Exercise instructions ->
Transcribe the lines starting at the one containing "Itemize the components" and ending at the one containing "bullet-text: 利用可能時間の拡大（9:00〜21:00） [280, 228, 394, 235]", both included, leaving the pictures out.

Items ->

::::

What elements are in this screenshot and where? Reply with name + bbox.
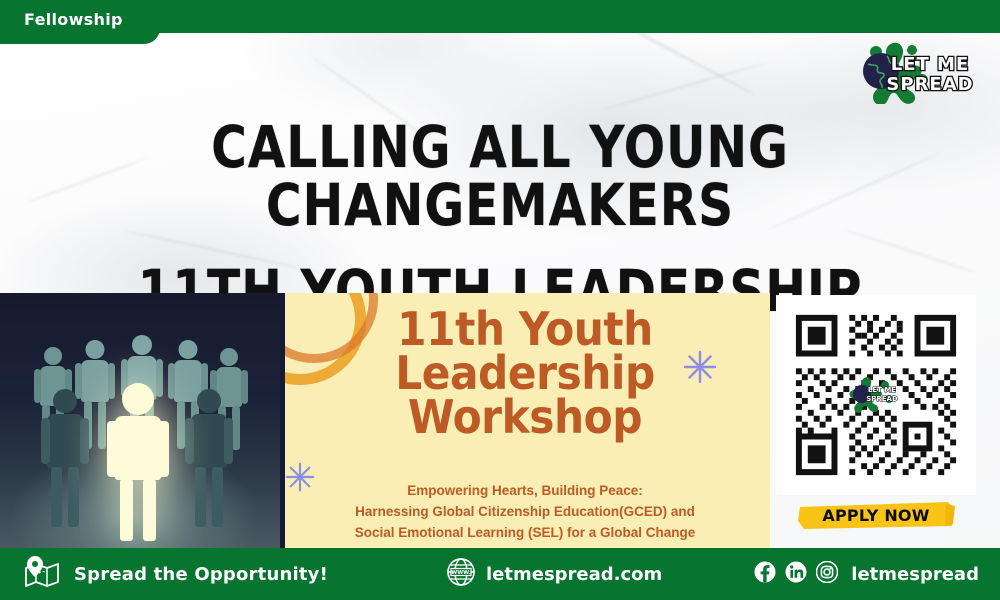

::::

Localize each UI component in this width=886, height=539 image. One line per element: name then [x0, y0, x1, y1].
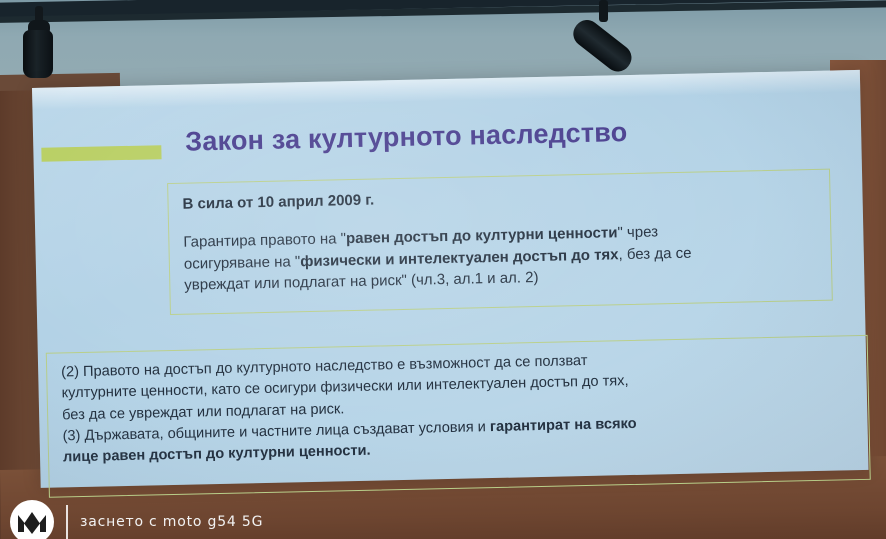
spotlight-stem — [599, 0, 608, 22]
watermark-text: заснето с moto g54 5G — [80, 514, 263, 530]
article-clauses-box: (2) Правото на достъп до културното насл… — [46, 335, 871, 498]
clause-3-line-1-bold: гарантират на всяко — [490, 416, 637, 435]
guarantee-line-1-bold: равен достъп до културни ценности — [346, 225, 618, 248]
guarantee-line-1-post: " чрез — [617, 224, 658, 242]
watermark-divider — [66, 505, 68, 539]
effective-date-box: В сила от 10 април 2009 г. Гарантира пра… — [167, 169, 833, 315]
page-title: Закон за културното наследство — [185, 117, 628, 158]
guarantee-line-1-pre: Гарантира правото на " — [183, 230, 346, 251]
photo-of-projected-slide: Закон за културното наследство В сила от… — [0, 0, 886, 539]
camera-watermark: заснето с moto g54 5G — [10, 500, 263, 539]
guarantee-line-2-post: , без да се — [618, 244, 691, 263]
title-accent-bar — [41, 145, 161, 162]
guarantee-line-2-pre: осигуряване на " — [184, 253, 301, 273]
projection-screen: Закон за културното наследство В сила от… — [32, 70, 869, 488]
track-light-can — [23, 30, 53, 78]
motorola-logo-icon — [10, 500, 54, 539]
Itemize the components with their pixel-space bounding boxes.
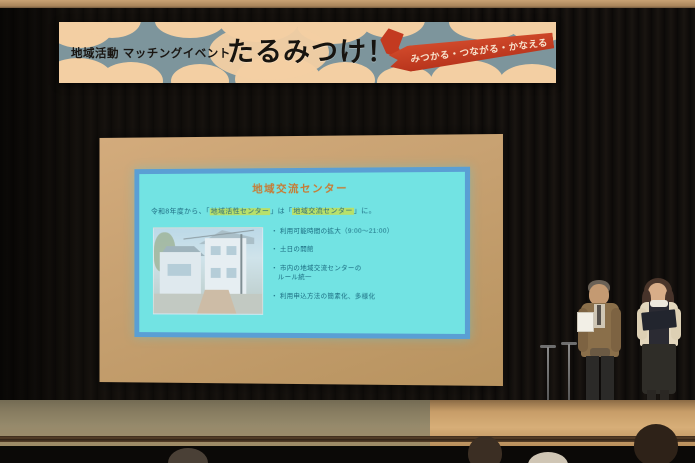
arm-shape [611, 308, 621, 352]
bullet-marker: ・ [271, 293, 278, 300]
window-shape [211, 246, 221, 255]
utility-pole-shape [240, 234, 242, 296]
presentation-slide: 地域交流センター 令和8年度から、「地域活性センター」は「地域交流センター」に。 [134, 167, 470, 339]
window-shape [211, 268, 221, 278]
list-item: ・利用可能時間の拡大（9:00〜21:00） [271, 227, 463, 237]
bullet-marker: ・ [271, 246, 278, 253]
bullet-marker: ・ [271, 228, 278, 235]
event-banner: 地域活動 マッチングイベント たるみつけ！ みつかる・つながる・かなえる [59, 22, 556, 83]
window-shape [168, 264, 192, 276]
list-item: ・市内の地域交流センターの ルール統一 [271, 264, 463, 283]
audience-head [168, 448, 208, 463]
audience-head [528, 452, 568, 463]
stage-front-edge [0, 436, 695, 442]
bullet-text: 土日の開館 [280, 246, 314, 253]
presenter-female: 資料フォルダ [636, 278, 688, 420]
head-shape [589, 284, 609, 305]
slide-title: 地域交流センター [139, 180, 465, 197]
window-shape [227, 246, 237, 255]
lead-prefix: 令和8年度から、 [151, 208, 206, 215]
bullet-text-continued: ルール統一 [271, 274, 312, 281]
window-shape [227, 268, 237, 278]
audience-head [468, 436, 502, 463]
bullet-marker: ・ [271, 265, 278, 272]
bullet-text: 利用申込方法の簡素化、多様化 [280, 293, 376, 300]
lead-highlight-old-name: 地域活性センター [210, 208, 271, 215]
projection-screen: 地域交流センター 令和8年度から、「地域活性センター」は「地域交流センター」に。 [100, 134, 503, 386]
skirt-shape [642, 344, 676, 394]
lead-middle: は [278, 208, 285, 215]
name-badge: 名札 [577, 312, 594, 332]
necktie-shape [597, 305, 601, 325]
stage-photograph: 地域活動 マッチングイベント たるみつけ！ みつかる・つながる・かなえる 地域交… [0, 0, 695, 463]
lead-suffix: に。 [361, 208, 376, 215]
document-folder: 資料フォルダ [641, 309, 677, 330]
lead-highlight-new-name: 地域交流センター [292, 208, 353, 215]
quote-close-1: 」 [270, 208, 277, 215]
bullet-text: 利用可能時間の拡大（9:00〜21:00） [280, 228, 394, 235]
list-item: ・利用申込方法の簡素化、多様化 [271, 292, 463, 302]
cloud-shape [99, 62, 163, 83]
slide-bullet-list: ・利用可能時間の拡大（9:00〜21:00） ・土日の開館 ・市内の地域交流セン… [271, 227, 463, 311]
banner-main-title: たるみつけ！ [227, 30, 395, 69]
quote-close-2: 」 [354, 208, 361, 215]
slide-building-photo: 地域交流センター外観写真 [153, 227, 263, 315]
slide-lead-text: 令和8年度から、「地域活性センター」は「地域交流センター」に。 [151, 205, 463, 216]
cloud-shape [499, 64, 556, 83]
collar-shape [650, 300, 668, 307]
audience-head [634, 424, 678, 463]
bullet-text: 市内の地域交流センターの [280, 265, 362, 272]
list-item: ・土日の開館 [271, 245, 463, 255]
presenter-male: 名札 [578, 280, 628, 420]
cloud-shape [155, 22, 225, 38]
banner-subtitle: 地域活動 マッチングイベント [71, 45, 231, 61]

::::

Answer below ->
Itemize the components with their pixel-space bounding boxes.
arm-shape [611, 308, 621, 352]
bullet-marker: ・ [271, 293, 278, 300]
window-shape [211, 246, 221, 255]
utility-pole-shape [240, 234, 242, 296]
presentation-slide: 地域交流センター 令和8年度から、「地域活性センター」は「地域交流センター」に。 [134, 167, 470, 339]
window-shape [211, 268, 221, 278]
list-item: ・利用可能時間の拡大（9:00〜21:00） [271, 227, 463, 237]
bullet-marker: ・ [271, 246, 278, 253]
bullet-marker: ・ [271, 228, 278, 235]
event-banner: 地域活動 マッチングイベント たるみつけ！ みつかる・つながる・かなえる [59, 22, 556, 83]
window-shape [168, 264, 192, 276]
list-item: ・市内の地域交流センターの ルール統一 [271, 264, 463, 283]
audience-head [168, 448, 208, 463]
audience-head [528, 452, 568, 463]
stage-front-edge [0, 436, 695, 442]
bullet-text: 土日の開館 [280, 246, 314, 253]
presenter-female: 資料フォルダ [636, 278, 688, 420]
head-shape [589, 284, 609, 305]
slide-title: 地域交流センター [139, 180, 465, 197]
window-shape [227, 246, 237, 255]
lead-prefix: 令和8年度から、 [151, 208, 206, 215]
bullet-text-continued: ルール統一 [271, 274, 312, 281]
window-shape [227, 268, 237, 278]
audience-head [468, 436, 502, 463]
bullet-marker: ・ [271, 265, 278, 272]
bullet-text: 利用申込方法の簡素化、多様化 [280, 293, 376, 300]
lead-highlight-old-name: 地域活性センター [210, 208, 271, 215]
projection-screen: 地域交流センター 令和8年度から、「地域活性センター」は「地域交流センター」に。 [100, 134, 503, 386]
skirt-shape [642, 344, 676, 394]
lead-middle: は [278, 208, 285, 215]
name-badge: 名札 [577, 312, 594, 332]
necktie-shape [597, 305, 601, 325]
stage-photograph: 地域活動 マッチングイベント たるみつけ！ みつかる・つながる・かなえる 地域交… [0, 0, 695, 463]
lead-suffix: に。 [361, 208, 376, 215]
document-folder: 資料フォルダ [641, 309, 677, 330]
lead-highlight-new-name: 地域交流センター [292, 208, 353, 215]
quote-close-1: 」 [270, 208, 277, 215]
bullet-text: 利用可能時間の拡大（9:00〜21:00） [280, 228, 394, 235]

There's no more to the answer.